— begin —
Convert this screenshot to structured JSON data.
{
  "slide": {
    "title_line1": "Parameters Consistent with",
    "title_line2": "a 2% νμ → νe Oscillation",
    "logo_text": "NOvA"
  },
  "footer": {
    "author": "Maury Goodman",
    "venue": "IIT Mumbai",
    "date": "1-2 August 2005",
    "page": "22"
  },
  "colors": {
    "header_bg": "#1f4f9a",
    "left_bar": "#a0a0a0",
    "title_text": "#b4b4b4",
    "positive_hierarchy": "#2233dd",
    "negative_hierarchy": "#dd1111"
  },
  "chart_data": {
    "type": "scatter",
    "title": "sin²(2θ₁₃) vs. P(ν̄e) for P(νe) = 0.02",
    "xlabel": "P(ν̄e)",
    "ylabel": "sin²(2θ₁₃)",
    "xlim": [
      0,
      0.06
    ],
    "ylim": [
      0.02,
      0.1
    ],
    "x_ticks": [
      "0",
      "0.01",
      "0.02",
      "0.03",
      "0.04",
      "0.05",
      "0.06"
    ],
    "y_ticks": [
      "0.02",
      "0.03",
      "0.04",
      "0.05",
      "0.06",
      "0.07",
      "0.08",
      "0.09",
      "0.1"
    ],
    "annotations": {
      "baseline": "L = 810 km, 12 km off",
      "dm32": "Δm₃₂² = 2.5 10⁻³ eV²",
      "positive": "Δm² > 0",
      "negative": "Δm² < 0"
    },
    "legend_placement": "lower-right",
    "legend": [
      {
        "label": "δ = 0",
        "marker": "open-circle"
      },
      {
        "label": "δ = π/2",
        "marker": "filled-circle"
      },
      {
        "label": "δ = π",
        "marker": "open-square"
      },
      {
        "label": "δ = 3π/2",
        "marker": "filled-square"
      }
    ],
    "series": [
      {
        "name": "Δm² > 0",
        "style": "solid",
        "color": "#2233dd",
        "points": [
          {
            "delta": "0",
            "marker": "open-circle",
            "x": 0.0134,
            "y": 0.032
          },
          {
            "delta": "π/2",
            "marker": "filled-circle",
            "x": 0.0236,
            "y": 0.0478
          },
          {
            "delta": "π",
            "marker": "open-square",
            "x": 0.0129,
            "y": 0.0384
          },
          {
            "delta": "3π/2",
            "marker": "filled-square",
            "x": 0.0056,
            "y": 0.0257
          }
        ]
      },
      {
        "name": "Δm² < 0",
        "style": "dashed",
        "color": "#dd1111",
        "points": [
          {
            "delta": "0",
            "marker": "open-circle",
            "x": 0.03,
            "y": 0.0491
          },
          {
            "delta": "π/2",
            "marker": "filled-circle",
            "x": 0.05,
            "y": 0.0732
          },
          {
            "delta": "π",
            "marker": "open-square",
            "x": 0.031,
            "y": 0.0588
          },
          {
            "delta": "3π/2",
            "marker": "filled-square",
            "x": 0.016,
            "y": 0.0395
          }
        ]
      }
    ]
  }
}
— end —
> Set exercise: All of the data needs to be printed once more, exactly.

> Exercise response:
Convert this screenshot to structured JSON data.
{
  "slide": {
    "title_line1": "Parameters Consistent with",
    "title_line2": "a 2% νμ → νe Oscillation",
    "logo_text": "NOvA"
  },
  "footer": {
    "author": "Maury Goodman",
    "venue": "IIT Mumbai",
    "date": "1-2 August 2005",
    "page": "22"
  },
  "colors": {
    "header_bg": "#1f4f9a",
    "left_bar": "#a0a0a0",
    "title_text": "#b4b4b4",
    "positive_hierarchy": "#2233dd",
    "negative_hierarchy": "#dd1111"
  },
  "chart_data": {
    "type": "scatter",
    "title": "sin²(2θ₁₃) vs. P(ν̄e) for P(νe) = 0.02",
    "xlabel": "P(ν̄e)",
    "ylabel": "sin²(2θ₁₃)",
    "xlim": [
      0,
      0.06
    ],
    "ylim": [
      0.02,
      0.1
    ],
    "x_ticks": [
      "0",
      "0.01",
      "0.02",
      "0.03",
      "0.04",
      "0.05",
      "0.06"
    ],
    "y_ticks": [
      "0.02",
      "0.03",
      "0.04",
      "0.05",
      "0.06",
      "0.07",
      "0.08",
      "0.09",
      "0.1"
    ],
    "annotations": {
      "baseline": "L = 810 km, 12 km off",
      "dm32": "Δm₃₂² = 2.5 10⁻³ eV²",
      "positive": "Δm² > 0",
      "negative": "Δm² < 0"
    },
    "legend_placement": "lower-right",
    "legend": [
      {
        "label": "δ = 0",
        "marker": "open-circle"
      },
      {
        "label": "δ = π/2",
        "marker": "filled-circle"
      },
      {
        "label": "δ = π",
        "marker": "open-square"
      },
      {
        "label": "δ = 3π/2",
        "marker": "filled-square"
      }
    ],
    "series": [
      {
        "name": "Δm² > 0",
        "style": "solid",
        "color": "#2233dd",
        "points": [
          {
            "delta": "0",
            "marker": "open-circle",
            "x": 0.0134,
            "y": 0.032
          },
          {
            "delta": "π/2",
            "marker": "filled-circle",
            "x": 0.0236,
            "y": 0.0478
          },
          {
            "delta": "π",
            "marker": "open-square",
            "x": 0.0129,
            "y": 0.0384
          },
          {
            "delta": "3π/2",
            "marker": "filled-square",
            "x": 0.0056,
            "y": 0.0257
          }
        ]
      },
      {
        "name": "Δm² < 0",
        "style": "dashed",
        "color": "#dd1111",
        "points": [
          {
            "delta": "0",
            "marker": "open-circle",
            "x": 0.03,
            "y": 0.0491
          },
          {
            "delta": "π/2",
            "marker": "filled-circle",
            "x": 0.05,
            "y": 0.0732
          },
          {
            "delta": "π",
            "marker": "open-square",
            "x": 0.031,
            "y": 0.0588
          },
          {
            "delta": "3π/2",
            "marker": "filled-square",
            "x": 0.016,
            "y": 0.0395
          }
        ]
      }
    ]
  }
}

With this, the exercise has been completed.